# [Prompt]
Look for "Manage" in each line of the entries, and return the matching lines.

Stored data entries:
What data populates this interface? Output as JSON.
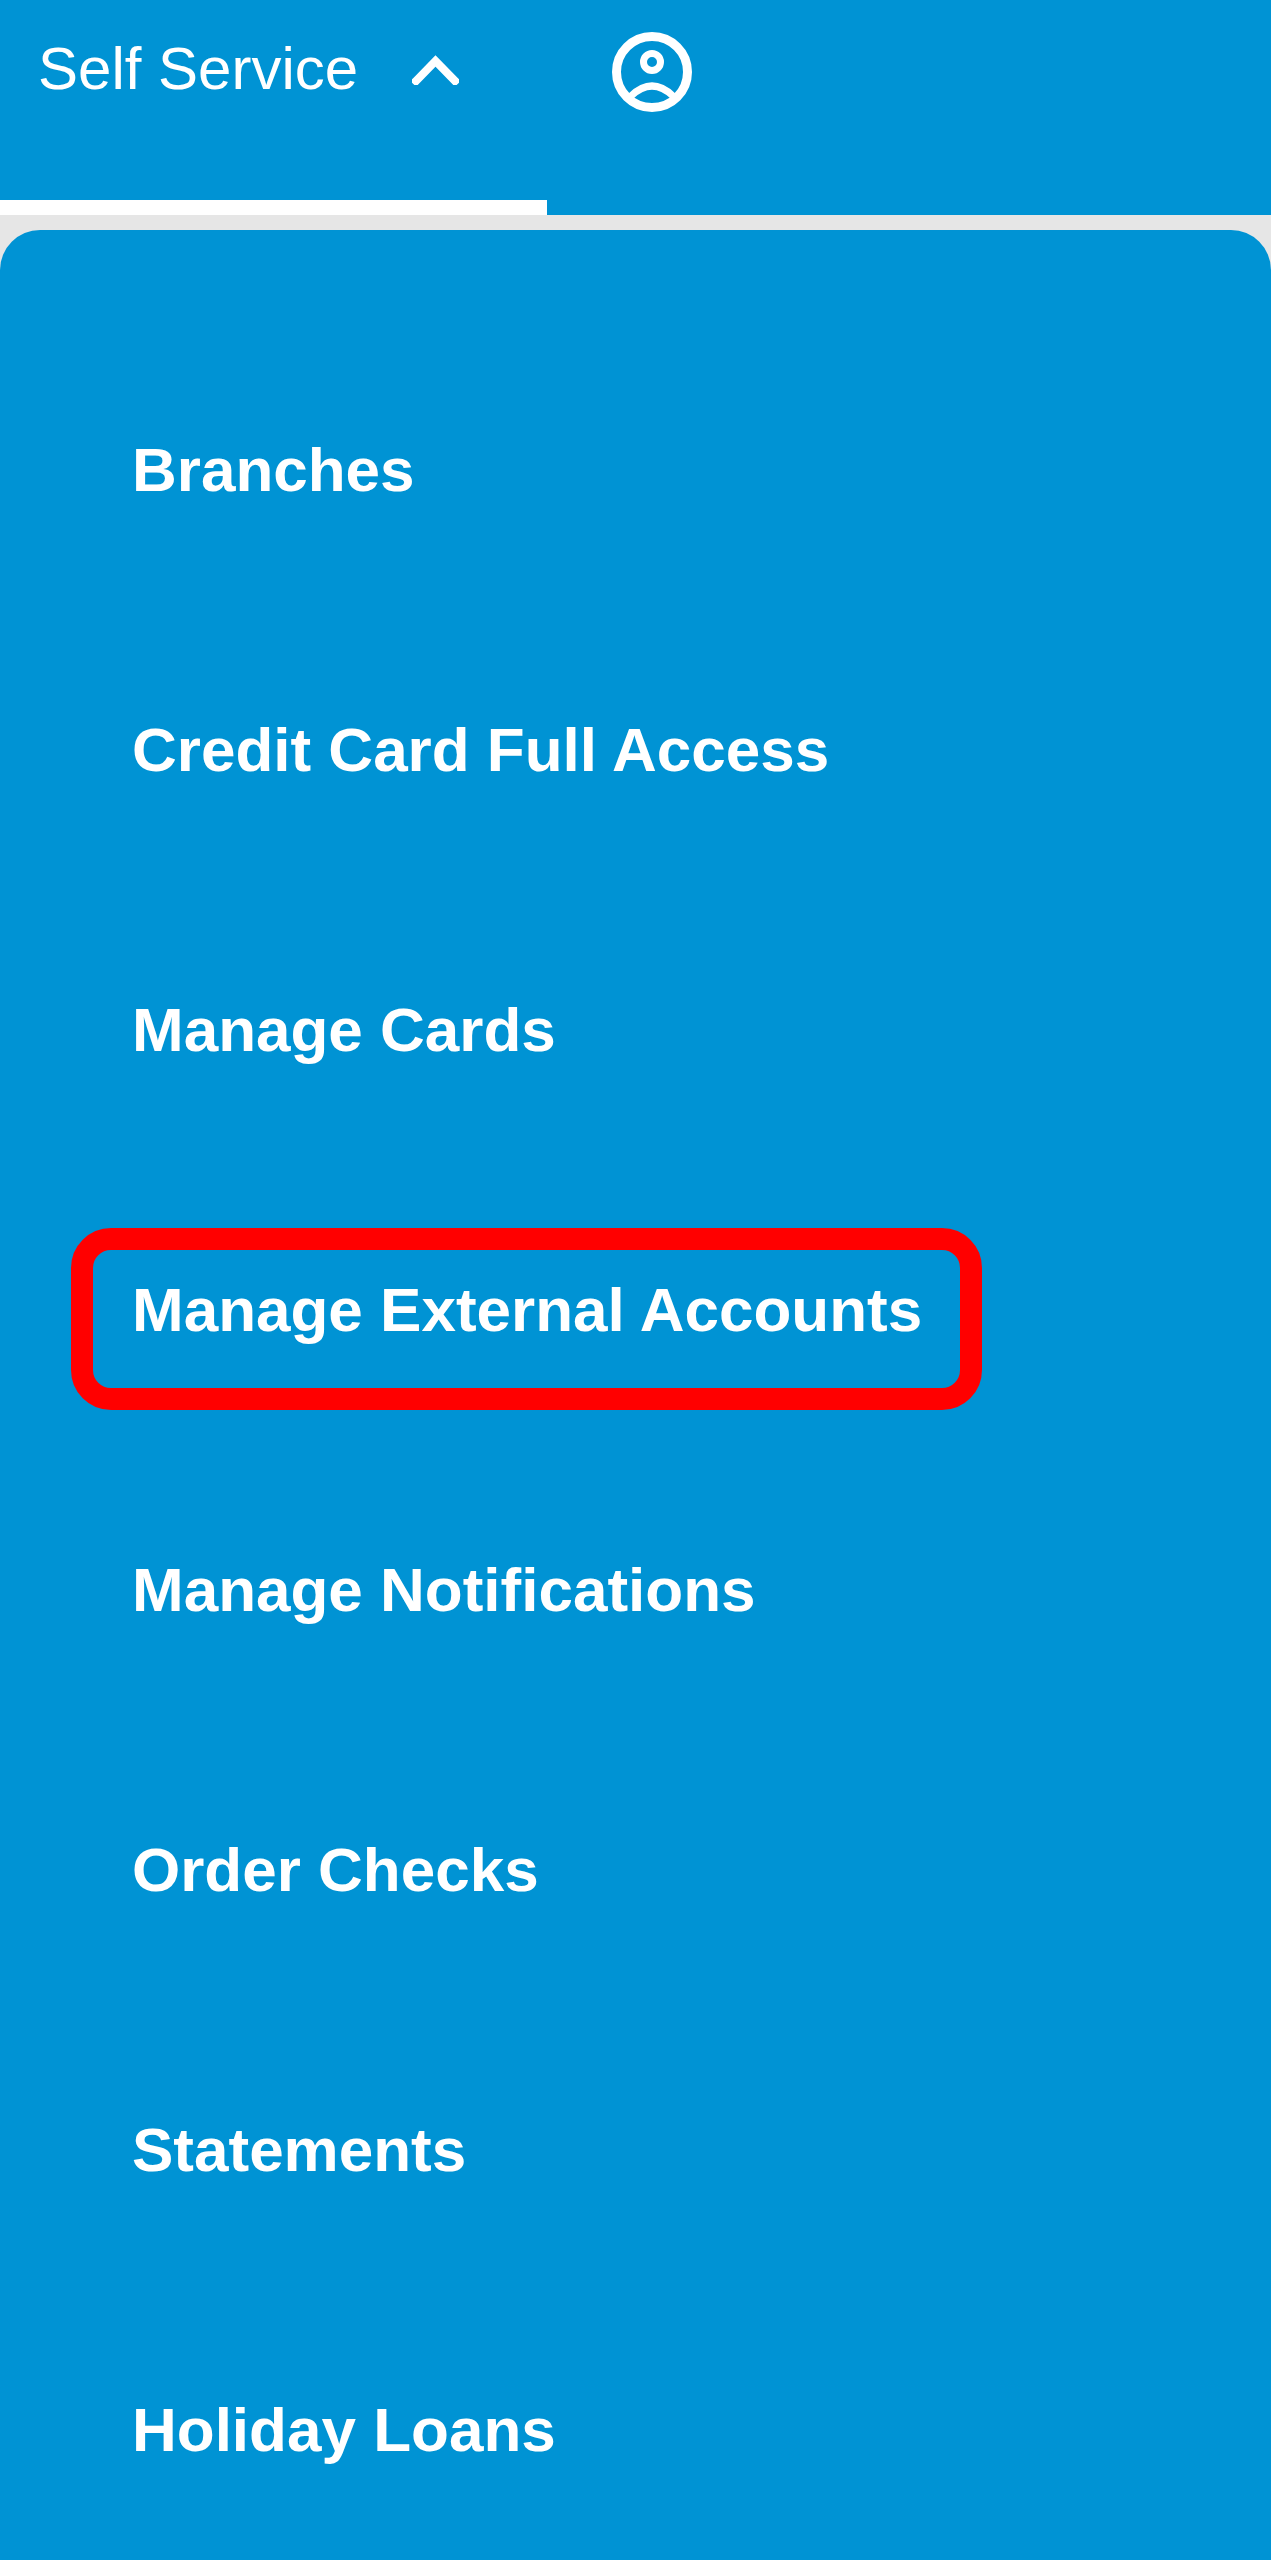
{
  "header": {
    "tabs": [
      {
        "label": "Self Service",
        "selected": true,
        "expanded": true
      }
    ]
  },
  "menu": {
    "items": [
      {
        "label": "Branches",
        "highlighted": false
      },
      {
        "label": "Credit Card Full Access",
        "highlighted": false
      },
      {
        "label": "Manage Cards",
        "highlighted": false
      },
      {
        "label": "Manage External Accounts",
        "highlighted": true
      },
      {
        "label": "Manage Notifications",
        "highlighted": false
      },
      {
        "label": "Order Checks",
        "highlighted": false
      },
      {
        "label": "Statements",
        "highlighted": false
      },
      {
        "label": "Holiday Loans",
        "highlighted": false
      }
    ]
  }
}
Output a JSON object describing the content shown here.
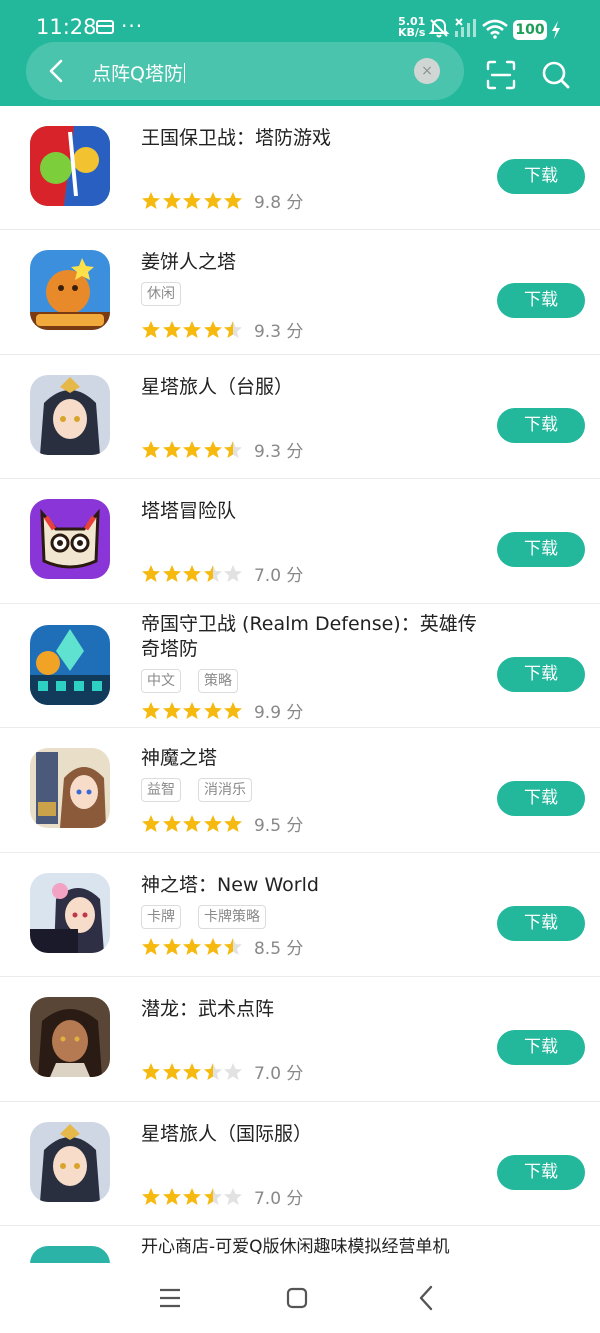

# [Final answer]
        "label": "Manage Cards",
        "label": "Manage External Accounts",
        "label": "Manage Notifications",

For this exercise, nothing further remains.